------ TASK INPUT

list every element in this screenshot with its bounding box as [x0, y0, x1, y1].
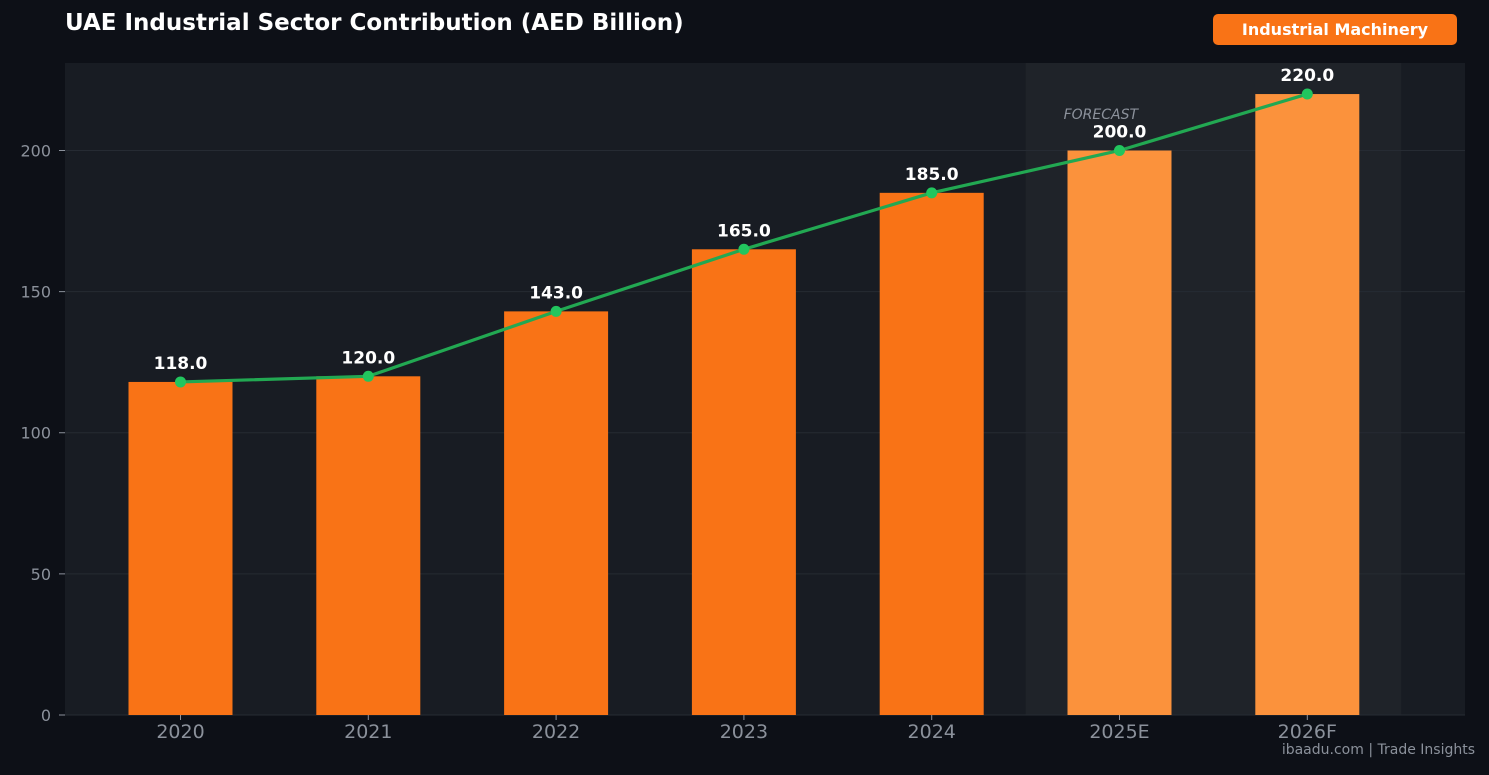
source-watermark: ibaadu.com | Trade Insights [1281, 742, 1475, 758]
trend-point [926, 187, 938, 199]
x-tick-label: 2021 [344, 721, 392, 743]
bar [128, 381, 233, 715]
data-labels: 118.0 120.0 143.0 165.0 185.0 200.0 220.0 [154, 66, 1335, 374]
y-tick-label: 100 [20, 424, 51, 443]
x-tick-label: 2025E [1089, 721, 1149, 743]
trend-point [550, 305, 562, 317]
data-label: 220.0 [1280, 66, 1334, 86]
y-tick-label: 50 [31, 565, 51, 584]
data-label: 118.0 [154, 354, 208, 374]
y-axis: 0 50 100 150 200 [20, 141, 65, 725]
bar [316, 376, 421, 715]
data-label: 165.0 [717, 221, 771, 241]
x-tick-label: 2023 [720, 721, 768, 743]
data-label: 143.0 [529, 283, 583, 303]
trend-point [738, 243, 750, 255]
x-tick-label: 2024 [908, 721, 956, 743]
data-label: 185.0 [905, 165, 959, 185]
bar [504, 311, 609, 715]
forecast-label: FORECAST [1064, 107, 1140, 123]
y-tick-label: 0 [41, 706, 51, 725]
bar [691, 249, 796, 716]
trend-point [175, 376, 186, 388]
category-badge: Industrial Machinery [1213, 14, 1457, 45]
x-tick-label: 2020 [156, 721, 204, 743]
y-tick-label: 200 [20, 141, 51, 160]
y-tick-label: 150 [20, 283, 51, 302]
chart-title: UAE Industrial Sector Contribution (AED … [65, 10, 684, 36]
trend-point [1301, 88, 1313, 100]
trend-point [1114, 144, 1125, 156]
data-label: 120.0 [341, 348, 395, 368]
trend-point [362, 370, 374, 382]
bar [1255, 94, 1360, 716]
x-axis: 2020 2021 2022 2023 2024 2025E 2026F [156, 715, 1337, 743]
bar [879, 192, 984, 715]
x-tick-label: 2026F [1278, 721, 1337, 743]
bars [128, 94, 1360, 716]
trend-line [175, 88, 1313, 388]
x-tick-label: 2022 [532, 721, 580, 743]
data-label: 200.0 [1093, 122, 1147, 142]
bar [1067, 150, 1172, 716]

------------

**EXERCISE:** Rewrite the data above, changing every "trend-point" to "trend-marker" and leaving everything else unchanged. Omit the pictures.

**RESPONSE BELOW:**
list every element in this screenshot with its bounding box as [x0, y0, x1, y1].
source-watermark: ibaadu.com | Trade Insights [1281, 742, 1475, 758]
trend-marker [926, 187, 938, 199]
x-tick-label: 2021 [344, 721, 392, 743]
bar [128, 381, 233, 715]
data-labels: 118.0 120.0 143.0 165.0 185.0 200.0 220.0 [154, 66, 1335, 374]
y-tick-label: 100 [20, 424, 51, 443]
x-tick-label: 2025E [1089, 721, 1149, 743]
trend-marker [550, 305, 562, 317]
data-label: 220.0 [1280, 66, 1334, 86]
y-tick-label: 50 [31, 565, 51, 584]
data-label: 118.0 [154, 354, 208, 374]
y-axis: 0 50 100 150 200 [20, 141, 65, 725]
bar [316, 376, 421, 715]
data-label: 165.0 [717, 221, 771, 241]
x-tick-label: 2023 [720, 721, 768, 743]
data-label: 143.0 [529, 283, 583, 303]
trend-marker [738, 243, 750, 255]
x-tick-label: 2024 [908, 721, 956, 743]
data-label: 185.0 [905, 165, 959, 185]
bar [504, 311, 609, 715]
forecast-label: FORECAST [1064, 107, 1140, 123]
y-tick-label: 0 [41, 706, 51, 725]
bar [691, 249, 796, 716]
trend-marker [175, 376, 186, 388]
category-badge: Industrial Machinery [1213, 14, 1457, 45]
x-tick-label: 2020 [156, 721, 204, 743]
y-tick-label: 200 [20, 141, 51, 160]
y-tick-label: 150 [20, 283, 51, 302]
chart-title: UAE Industrial Sector Contribution (AED … [65, 10, 684, 36]
trend-marker [1301, 88, 1313, 100]
trend-marker [1114, 144, 1125, 156]
data-label: 120.0 [341, 348, 395, 368]
trend-marker [362, 370, 374, 382]
bar [1255, 94, 1360, 716]
x-axis: 2020 2021 2022 2023 2024 2025E 2026F [156, 715, 1337, 743]
bar [879, 192, 984, 715]
x-tick-label: 2026F [1278, 721, 1337, 743]
bars [128, 94, 1360, 716]
trend-line [175, 88, 1313, 388]
x-tick-label: 2022 [532, 721, 580, 743]
data-label: 200.0 [1093, 122, 1147, 142]
bar [1067, 150, 1172, 716]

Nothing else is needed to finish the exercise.